◆ **DOCUMENT SEGMENT**:
------------

US12625958B2US 12625958 B2US12625958 B2US 12625958B2US-12625958-B2

Abstract

Software bill of materials (SBOM) vulnerability systems do not monitor software components behavior in real time, and rather rely on the static periodic updates. This gap leaves cloud-native software applications exposed to 0-day or supply chain attacks that exploit vulnerabilities that are not known or updated into the public vulnerability data sources. The techniques described herein provide dynamic and intelligent identification of 0-day and supply chain attacks in runtime environments, mitigate the attacks in real-time, and share intelligence to prevent a malicious workload from being deployed through the CI/CD pipeline.

Inventors

  • Robert Edgar Barton
  • Bhavik Pradeep Shah
  • Barry Qi Yuan

Assignees

  • CISCO TECHNOLOGY, INC.

Dates

Publication Date
20260512
Application Date
20231221

Claims (20)

  1. 1 . A method implemented by a controller of a network, the method comprising: receiving first usage data including a software bill of materials (SBOM) associated with an application; deploying the application to a container of a plurality of containers; generating, based on first usage data, a baseline for the container of the plurality of containers that is hosting the application, the baseline comprising a baseline behavior of the application and the SBOM; storing an updated SBOM associated with a software package deployed for the application; receiving, from the application, second usage data associated with the container; identifying, based on the second usage data, a change in behavior of the application from the baseline behavior of the application; determining that the change in the behavior of the application represents malicious behavior; using the updated SBOM that is stored, correlating the malicious behavior to a software component in the updated SBOM; performing, based on the malicious behavior, an action associated with the software component.

------------

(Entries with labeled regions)

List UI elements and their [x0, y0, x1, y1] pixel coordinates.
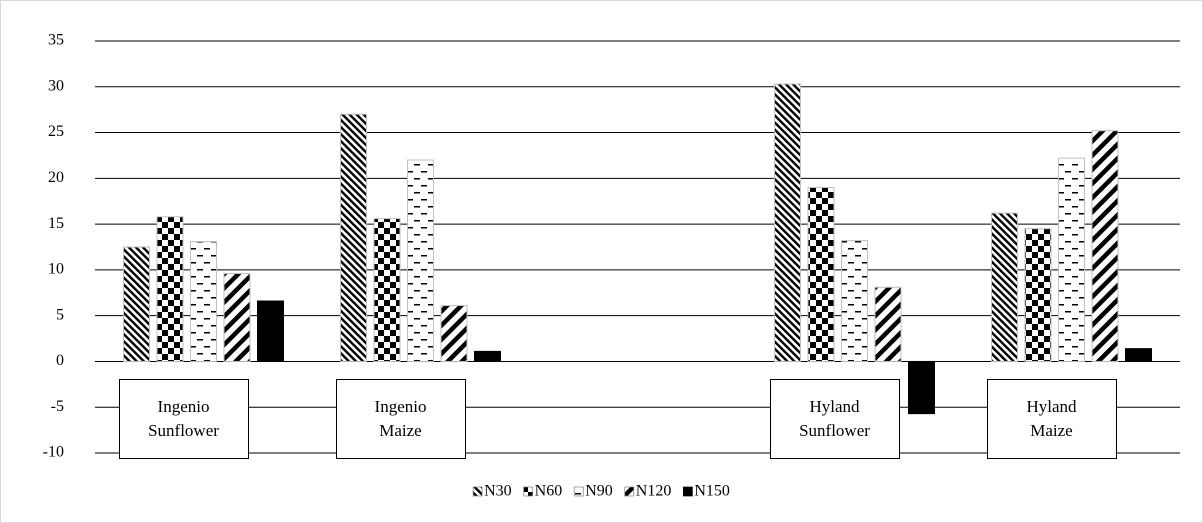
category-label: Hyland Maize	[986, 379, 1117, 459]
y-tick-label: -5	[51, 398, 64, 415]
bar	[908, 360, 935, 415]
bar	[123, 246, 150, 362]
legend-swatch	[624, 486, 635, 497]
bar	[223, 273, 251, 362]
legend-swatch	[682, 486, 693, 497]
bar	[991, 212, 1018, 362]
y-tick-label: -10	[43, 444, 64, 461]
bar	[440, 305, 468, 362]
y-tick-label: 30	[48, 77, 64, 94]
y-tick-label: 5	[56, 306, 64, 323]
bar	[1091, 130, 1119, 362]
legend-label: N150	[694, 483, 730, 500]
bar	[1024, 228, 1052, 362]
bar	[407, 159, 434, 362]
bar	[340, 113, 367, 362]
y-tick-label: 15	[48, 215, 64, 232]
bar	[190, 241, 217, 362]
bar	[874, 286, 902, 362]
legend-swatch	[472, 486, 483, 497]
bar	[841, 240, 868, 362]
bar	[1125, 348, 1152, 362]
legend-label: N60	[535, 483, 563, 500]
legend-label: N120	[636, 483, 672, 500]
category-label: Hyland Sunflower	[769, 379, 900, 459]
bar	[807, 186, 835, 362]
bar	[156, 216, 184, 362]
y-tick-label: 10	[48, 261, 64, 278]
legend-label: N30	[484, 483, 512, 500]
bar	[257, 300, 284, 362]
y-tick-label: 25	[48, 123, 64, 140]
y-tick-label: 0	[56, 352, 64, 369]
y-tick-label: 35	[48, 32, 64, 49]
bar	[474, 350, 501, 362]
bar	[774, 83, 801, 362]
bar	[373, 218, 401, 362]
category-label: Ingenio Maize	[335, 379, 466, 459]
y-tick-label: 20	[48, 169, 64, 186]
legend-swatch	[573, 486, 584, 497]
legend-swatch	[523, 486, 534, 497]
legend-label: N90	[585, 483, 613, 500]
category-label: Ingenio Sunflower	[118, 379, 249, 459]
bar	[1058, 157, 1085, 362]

------------

◆ **WRITTEN EXERCISE**:
Could you carry the patent excerpt on SBOM-based detection of 0-day and supply chain attacks forward from its last sentence?

◆ **THE REPLY**:
  2. 2 . The method of claim 1 , wherein the controller is implemented as part of a cloud native environment or as part of a software package deployed on premise at a site of a customer.
  3. 3 . The method of claim 1 , wherein the application comprises a cloud-native application.
  4. 4 . The method of claim 1 , wherein the baseline for the container comprises a baseline software bill of materials (SBOM) and one or more baseline behaviors associated with the container, the baseline SBOM being generated based on one or more SBOMs included in the first usage data.
  5. 5 . The method of claim 1 , wherein determining that the container is exhibiting the malicious behavior is based at least in part on: identifying a difference between a baseline behavior associated with the container and one or more new behaviors indicated in the second usage data; and generating, using a machine learning model, a confidence score indicating that the new behavior is malicious.
  6. 6 . The method of claim 1 , wherein the malicious behavior comprises one of forming a new control connection, privilege escalation, data exfiltration, or causing the application to crash.
  7. 7 . The method of claim 1 , wherein performing the action comprises one or more of: sending instructions to the application to cause the application to block one or more connections of the container; generating and sending an alert to a user interface of a user associated with the application; sending, to a threat intelligence database, an indication of the malicious behavior and a library associated with a change in a SBOM of the container; or storing, in a vulnerability database associated with the network, the indication of the malicious behavior and the library associated with the change in the SBOM of the container.
  8. 8 . The method of claim 1 , wherein the second usage data is received in response to an event, the event comprising an update to the container or a new functionality or a new code being pushed to the container.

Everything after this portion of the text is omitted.